§ Text provided:
Risk of Stroke and Death in Atrial Fibrillation by Type of Anticoagulation: A Propensity-Matched Analysis
Funding: none.
Disclosures: Research support from Boston Scientific (SS), Medtronic Inc. (SS, EA, SJ), and St. Jude Medical (SS, EA, SJ).
Abstract
Background
We examined the effect of novel oral anticoagulants (NOACs) compared to warfarin on the risk of death or stroke in atrial fibrillation (AF) patients in every day clinical practice.
Methods
We examined a cohort of 2,836 AF patients, of whom 2,253 were prescribed warfarin and 583 were prescribed an NOAC. Patients with glomerular filtration rate < 30 mg/mL or history of significant valvular heart disease were excluded. Patients were followed to primary end points of death or stroke. Propensity matching was used to adjust for differences in baseline characteristics between the groups.
Results
Compared to patients in the NOAC group, patients on warfarin had more comorbidities and higher CHADS2 and CHA2DS2-VASc scores (1.7 vs 1.3 for CHADS2, 2.8 vs 2.2 for CHA2DS2-VASc, P < 0.0001 for both). After adjusting for differences in baseline characteristics, NOAC use was associated with significant reduction in all-cause mortality compared to warfarin (hazard ratio [HR] = 0.47, 95% confidence interval [CI; 0.3–0.8], P = 0.006) but not stroke, over a median follow-up of 42.5 months. The difference in mortality persisted after propensity score matching (HR = 0.51, 95% CI [0.28–0.93], P = 0.03).
Conclusions
Compared to warfarin, NOAC use is associated with decreased all-cause mortality but not stroke risk. These data from real-life clinical practice add to existing evidence for decreased mortality among patients prescribed NOACs compared to warfarin.

§ Work to complete: Can you reproduce everything from "Risk of Stroke" down to "(SS, EA, SJ)." in the atrial fibrillation abstract above?

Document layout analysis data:
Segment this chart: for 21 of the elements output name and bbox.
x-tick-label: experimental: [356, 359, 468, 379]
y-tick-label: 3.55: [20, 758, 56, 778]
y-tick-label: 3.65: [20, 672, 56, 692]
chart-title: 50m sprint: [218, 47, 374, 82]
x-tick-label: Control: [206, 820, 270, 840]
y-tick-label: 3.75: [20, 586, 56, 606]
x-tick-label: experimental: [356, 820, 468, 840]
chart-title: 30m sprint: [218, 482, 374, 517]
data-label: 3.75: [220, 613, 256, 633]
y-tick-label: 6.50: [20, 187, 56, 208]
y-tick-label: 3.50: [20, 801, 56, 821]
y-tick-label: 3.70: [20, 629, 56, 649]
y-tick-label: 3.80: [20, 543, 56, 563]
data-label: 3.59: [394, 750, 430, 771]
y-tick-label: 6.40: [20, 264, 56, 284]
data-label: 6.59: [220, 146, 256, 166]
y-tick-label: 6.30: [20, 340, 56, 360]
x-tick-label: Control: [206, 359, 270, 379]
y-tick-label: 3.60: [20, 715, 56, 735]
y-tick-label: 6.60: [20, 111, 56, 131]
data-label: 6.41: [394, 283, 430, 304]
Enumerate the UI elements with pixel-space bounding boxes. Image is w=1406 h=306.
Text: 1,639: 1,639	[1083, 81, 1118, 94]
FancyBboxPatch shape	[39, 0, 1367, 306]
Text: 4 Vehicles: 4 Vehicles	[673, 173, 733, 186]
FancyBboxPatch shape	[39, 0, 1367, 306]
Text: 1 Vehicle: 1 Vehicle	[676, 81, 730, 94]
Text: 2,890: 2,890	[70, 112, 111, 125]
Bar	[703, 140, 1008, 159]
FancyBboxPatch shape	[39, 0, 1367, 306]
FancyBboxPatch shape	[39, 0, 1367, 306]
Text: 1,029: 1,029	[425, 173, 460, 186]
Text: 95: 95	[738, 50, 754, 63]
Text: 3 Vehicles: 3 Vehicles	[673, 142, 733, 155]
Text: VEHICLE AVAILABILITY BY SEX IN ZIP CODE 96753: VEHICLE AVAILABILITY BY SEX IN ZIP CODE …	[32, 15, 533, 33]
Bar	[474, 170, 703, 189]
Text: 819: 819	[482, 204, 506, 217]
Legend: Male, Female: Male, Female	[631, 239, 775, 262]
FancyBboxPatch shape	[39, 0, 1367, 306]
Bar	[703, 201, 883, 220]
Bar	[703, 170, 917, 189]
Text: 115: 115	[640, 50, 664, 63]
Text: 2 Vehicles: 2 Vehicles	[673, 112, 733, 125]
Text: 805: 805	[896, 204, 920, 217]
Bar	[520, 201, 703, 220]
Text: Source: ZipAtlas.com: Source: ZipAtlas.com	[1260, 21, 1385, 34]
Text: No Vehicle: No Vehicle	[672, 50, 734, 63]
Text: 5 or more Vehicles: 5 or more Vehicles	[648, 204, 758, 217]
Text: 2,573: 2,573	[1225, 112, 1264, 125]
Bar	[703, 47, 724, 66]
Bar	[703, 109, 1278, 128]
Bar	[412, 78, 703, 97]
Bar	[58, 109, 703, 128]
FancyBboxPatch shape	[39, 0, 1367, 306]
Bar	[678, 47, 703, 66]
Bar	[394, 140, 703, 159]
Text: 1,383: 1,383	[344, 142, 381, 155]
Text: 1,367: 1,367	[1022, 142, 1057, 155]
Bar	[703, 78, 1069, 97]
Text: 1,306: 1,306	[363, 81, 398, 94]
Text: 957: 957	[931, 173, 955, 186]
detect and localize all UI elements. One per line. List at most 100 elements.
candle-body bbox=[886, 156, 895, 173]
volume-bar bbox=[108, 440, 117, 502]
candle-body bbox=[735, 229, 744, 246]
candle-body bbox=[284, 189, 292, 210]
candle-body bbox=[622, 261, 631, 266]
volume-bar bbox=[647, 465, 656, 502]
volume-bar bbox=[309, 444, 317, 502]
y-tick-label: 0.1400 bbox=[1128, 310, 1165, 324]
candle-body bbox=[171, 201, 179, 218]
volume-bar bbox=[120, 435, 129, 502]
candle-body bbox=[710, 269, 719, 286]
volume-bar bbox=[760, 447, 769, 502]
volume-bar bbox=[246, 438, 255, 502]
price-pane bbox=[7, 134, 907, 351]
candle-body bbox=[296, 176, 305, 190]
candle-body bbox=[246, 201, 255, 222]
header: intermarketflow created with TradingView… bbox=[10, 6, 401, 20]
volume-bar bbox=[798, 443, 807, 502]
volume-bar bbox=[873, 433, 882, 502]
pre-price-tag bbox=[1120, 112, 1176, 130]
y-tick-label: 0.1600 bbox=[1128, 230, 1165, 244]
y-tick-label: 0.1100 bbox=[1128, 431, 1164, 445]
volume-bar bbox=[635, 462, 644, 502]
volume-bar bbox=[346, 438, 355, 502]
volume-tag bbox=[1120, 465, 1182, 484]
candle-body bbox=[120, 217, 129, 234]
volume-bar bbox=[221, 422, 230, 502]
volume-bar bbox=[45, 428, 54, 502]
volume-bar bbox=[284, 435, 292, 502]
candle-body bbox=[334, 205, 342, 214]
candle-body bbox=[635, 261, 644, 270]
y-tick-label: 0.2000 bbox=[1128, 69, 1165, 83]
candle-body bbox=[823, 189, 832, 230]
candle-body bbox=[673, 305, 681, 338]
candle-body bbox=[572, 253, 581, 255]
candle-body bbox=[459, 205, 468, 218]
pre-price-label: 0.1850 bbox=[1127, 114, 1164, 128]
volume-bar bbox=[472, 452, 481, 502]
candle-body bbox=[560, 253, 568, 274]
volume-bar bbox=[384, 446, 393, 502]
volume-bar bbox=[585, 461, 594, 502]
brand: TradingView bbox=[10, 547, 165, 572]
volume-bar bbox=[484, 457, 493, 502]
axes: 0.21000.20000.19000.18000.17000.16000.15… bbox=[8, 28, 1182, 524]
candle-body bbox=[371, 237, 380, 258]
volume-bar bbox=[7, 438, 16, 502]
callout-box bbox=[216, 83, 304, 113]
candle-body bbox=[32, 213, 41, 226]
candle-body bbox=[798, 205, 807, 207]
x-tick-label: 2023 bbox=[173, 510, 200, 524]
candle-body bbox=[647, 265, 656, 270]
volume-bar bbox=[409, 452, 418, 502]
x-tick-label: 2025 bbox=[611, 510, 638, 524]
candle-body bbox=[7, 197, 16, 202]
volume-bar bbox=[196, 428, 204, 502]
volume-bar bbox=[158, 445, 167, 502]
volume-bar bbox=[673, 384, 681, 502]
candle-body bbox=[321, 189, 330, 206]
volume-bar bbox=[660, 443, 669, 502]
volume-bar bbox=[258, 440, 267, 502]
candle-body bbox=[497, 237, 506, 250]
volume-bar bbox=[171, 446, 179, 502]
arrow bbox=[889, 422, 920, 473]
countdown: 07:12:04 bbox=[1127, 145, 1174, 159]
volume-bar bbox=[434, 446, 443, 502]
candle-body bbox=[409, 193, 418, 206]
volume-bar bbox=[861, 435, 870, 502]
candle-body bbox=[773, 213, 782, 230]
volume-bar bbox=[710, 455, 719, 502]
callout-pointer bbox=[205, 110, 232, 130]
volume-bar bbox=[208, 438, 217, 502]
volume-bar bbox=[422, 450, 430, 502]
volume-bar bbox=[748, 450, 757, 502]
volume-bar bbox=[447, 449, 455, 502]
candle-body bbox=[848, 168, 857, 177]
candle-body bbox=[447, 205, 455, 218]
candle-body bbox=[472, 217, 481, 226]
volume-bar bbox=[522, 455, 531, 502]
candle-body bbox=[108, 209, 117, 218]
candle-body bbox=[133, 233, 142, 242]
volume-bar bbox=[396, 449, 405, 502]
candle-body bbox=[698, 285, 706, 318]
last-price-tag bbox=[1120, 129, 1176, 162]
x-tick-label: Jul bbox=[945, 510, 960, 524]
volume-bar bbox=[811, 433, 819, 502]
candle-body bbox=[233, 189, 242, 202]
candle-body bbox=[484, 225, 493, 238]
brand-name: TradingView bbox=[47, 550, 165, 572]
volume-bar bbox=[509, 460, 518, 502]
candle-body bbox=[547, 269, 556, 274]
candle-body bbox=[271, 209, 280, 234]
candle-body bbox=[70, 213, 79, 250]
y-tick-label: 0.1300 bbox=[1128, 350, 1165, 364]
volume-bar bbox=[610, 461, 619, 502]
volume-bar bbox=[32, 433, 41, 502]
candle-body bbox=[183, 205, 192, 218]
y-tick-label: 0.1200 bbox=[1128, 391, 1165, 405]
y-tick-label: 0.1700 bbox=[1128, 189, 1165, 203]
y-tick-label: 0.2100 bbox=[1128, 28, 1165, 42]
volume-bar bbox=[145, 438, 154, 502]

§ Solution for this exercise:
Risk of Stroke and Death in Atrial Fibrillation by Type of Anticoagulation: A Propensity-Matched Analysis
Funding: none.
Disclosures: Research support from Boston Scientific (SS), Medtronic Inc. (SS, EA, SJ), and St. Jude Medical (SS, EA, SJ).